Problem to work on:
Find every line of the listing below where "title" appears, and copy it.

■ ■ ■ ■ ■

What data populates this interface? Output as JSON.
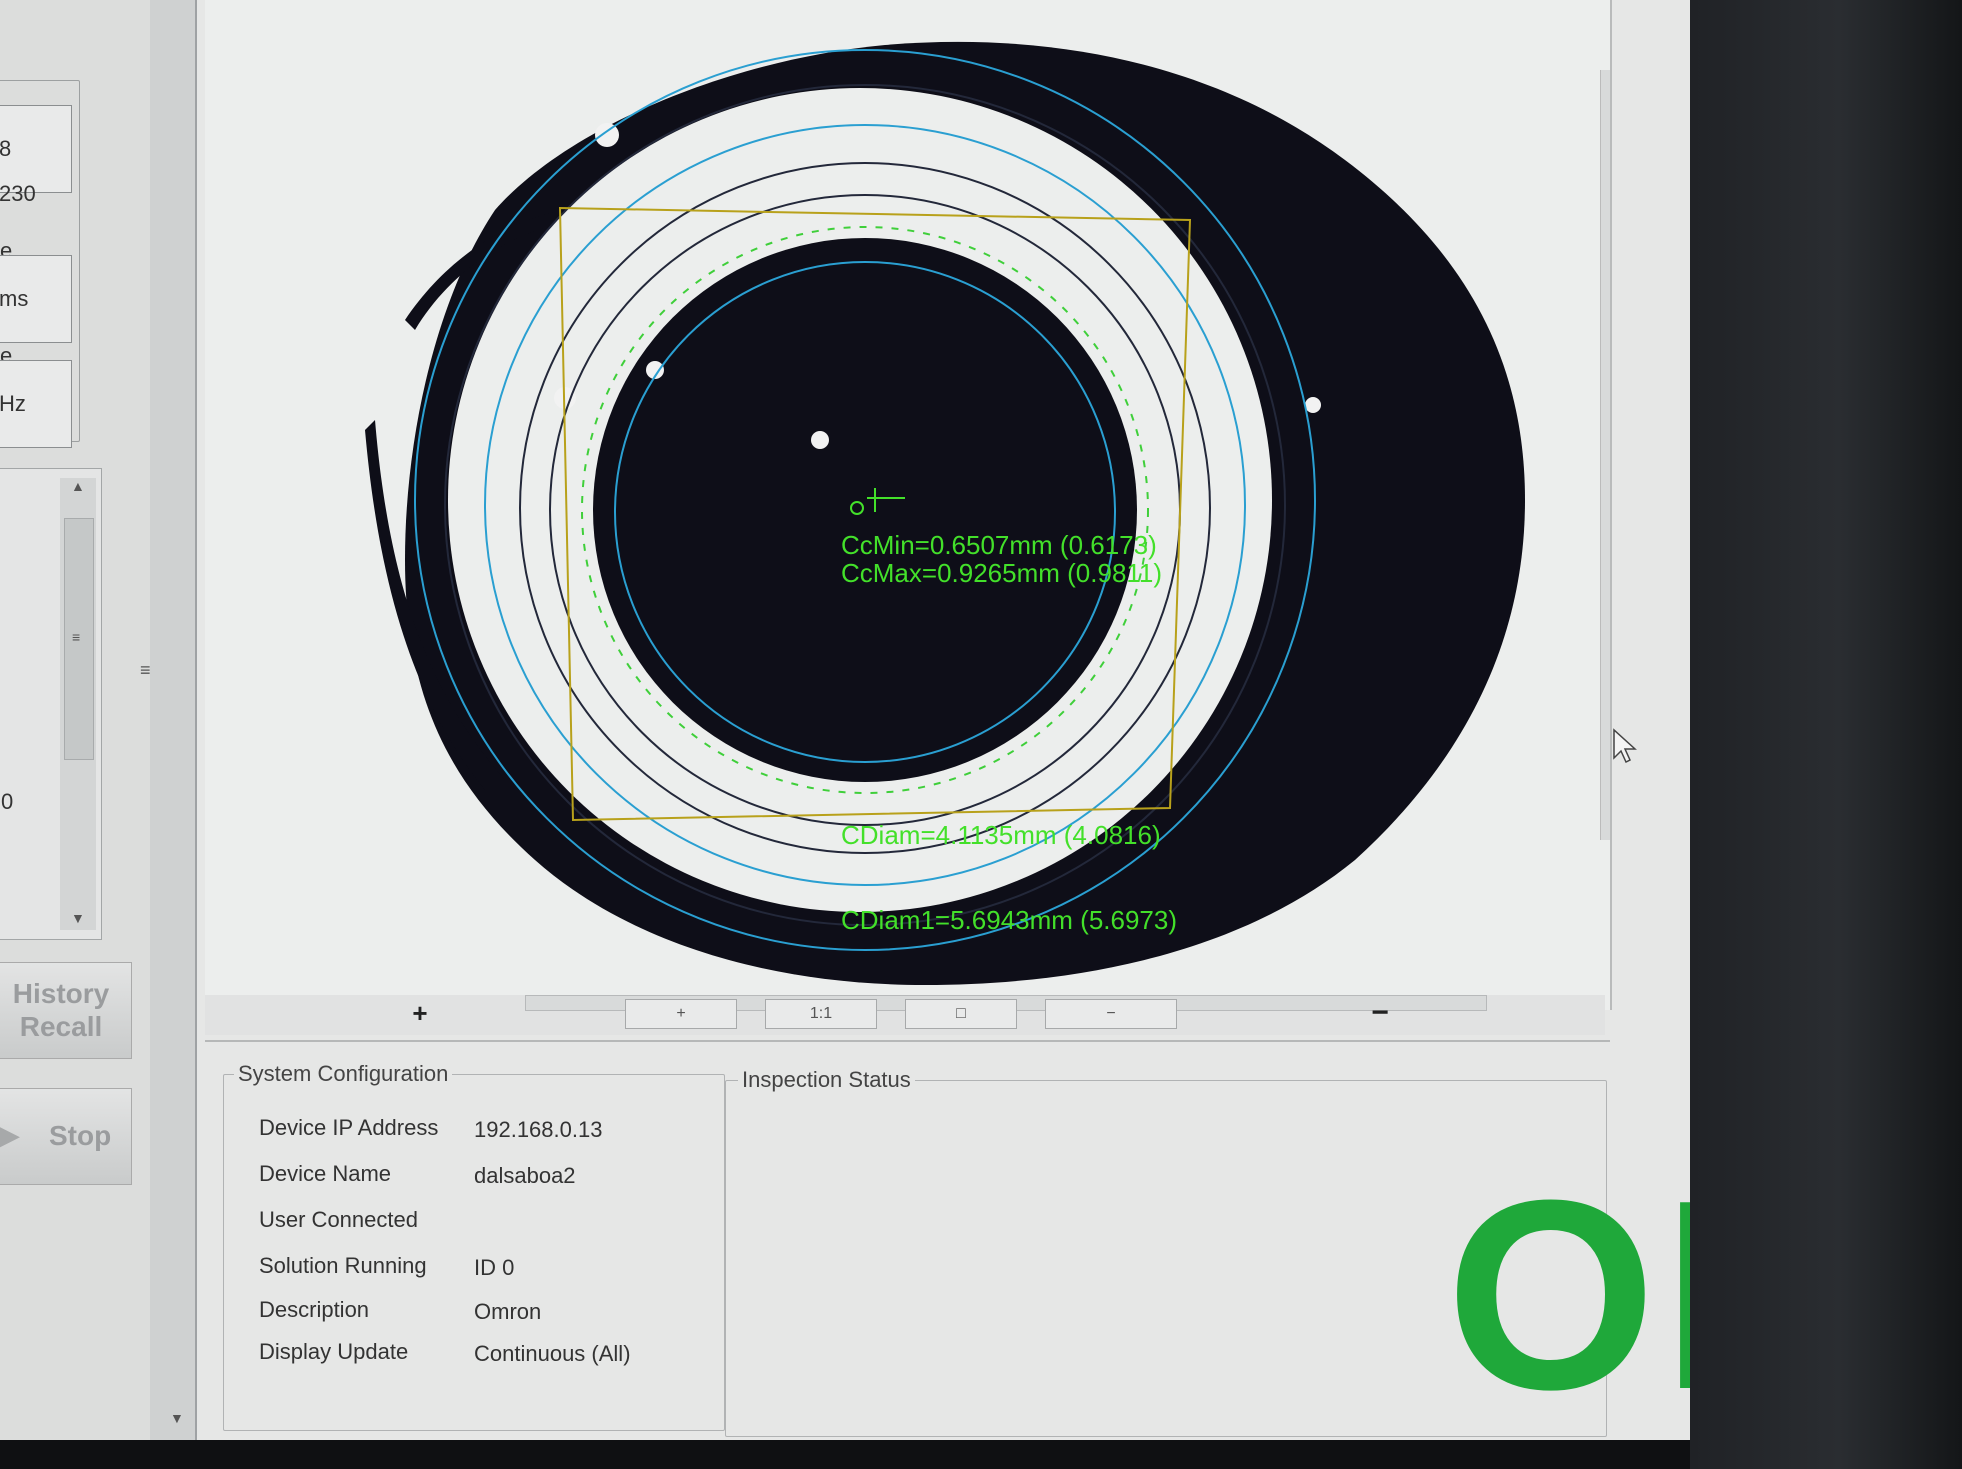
{
  "left_panel": {
    "field1_value_a": "8",
    "field1_value_b": "230",
    "field2_label": "e",
    "field2_unit": "ms",
    "field3_label": "e",
    "field3_unit": "Hz",
    "list_item": "0",
    "history_recall_label": "History Recall",
    "stop_label": "Stop"
  },
  "viewer": {
    "measurements": {
      "ccmin": "CcMin=0.6507mm (0.6173)",
      "ccmax": "CcMax=0.9265mm (0.9811)",
      "cdiam": "CDiam=4.1135mm (4.0816)",
      "cdiam1": "CDiam1=5.6943mm (5.6973)"
    },
    "toolbar": {
      "plus_label": "+",
      "zoom_in_label": "+",
      "one_to_one_label": "1:1",
      "fit_label": "□",
      "zoom_out_label": "−",
      "minus_label": "−"
    }
  },
  "system_configuration": {
    "title": "System Configuration",
    "rows": [
      {
        "label": "Device IP Address",
        "value": "192.168.0.13"
      },
      {
        "label": "Device Name",
        "value": "dalsaboa2"
      },
      {
        "label": "User Connected",
        "value": ""
      },
      {
        "label": "Solution Running",
        "value": "ID 0"
      },
      {
        "label": "Description",
        "value": "Omron"
      },
      {
        "label": "Display Update",
        "value": "Continuous (All)"
      }
    ]
  },
  "inspection_status": {
    "title": "Inspection Status",
    "result": "OK",
    "result_color": "#1fa83a"
  },
  "colors": {
    "overlay_green": "#43e02a",
    "circle_blue": "#2a9fd1",
    "roi_box": "#b8a11b",
    "edge_magenta": "#d04fd8"
  }
}
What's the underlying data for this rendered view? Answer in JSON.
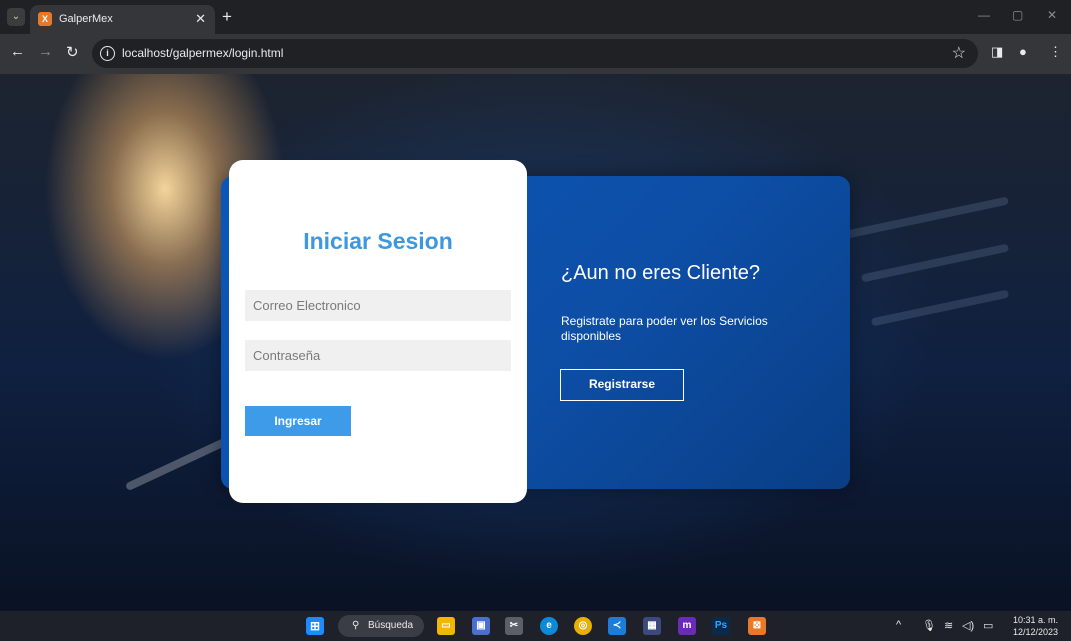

■ ■ ■ ■ ■

Task response:
    "title": "System Configuration",
    "title": "Inspection Status",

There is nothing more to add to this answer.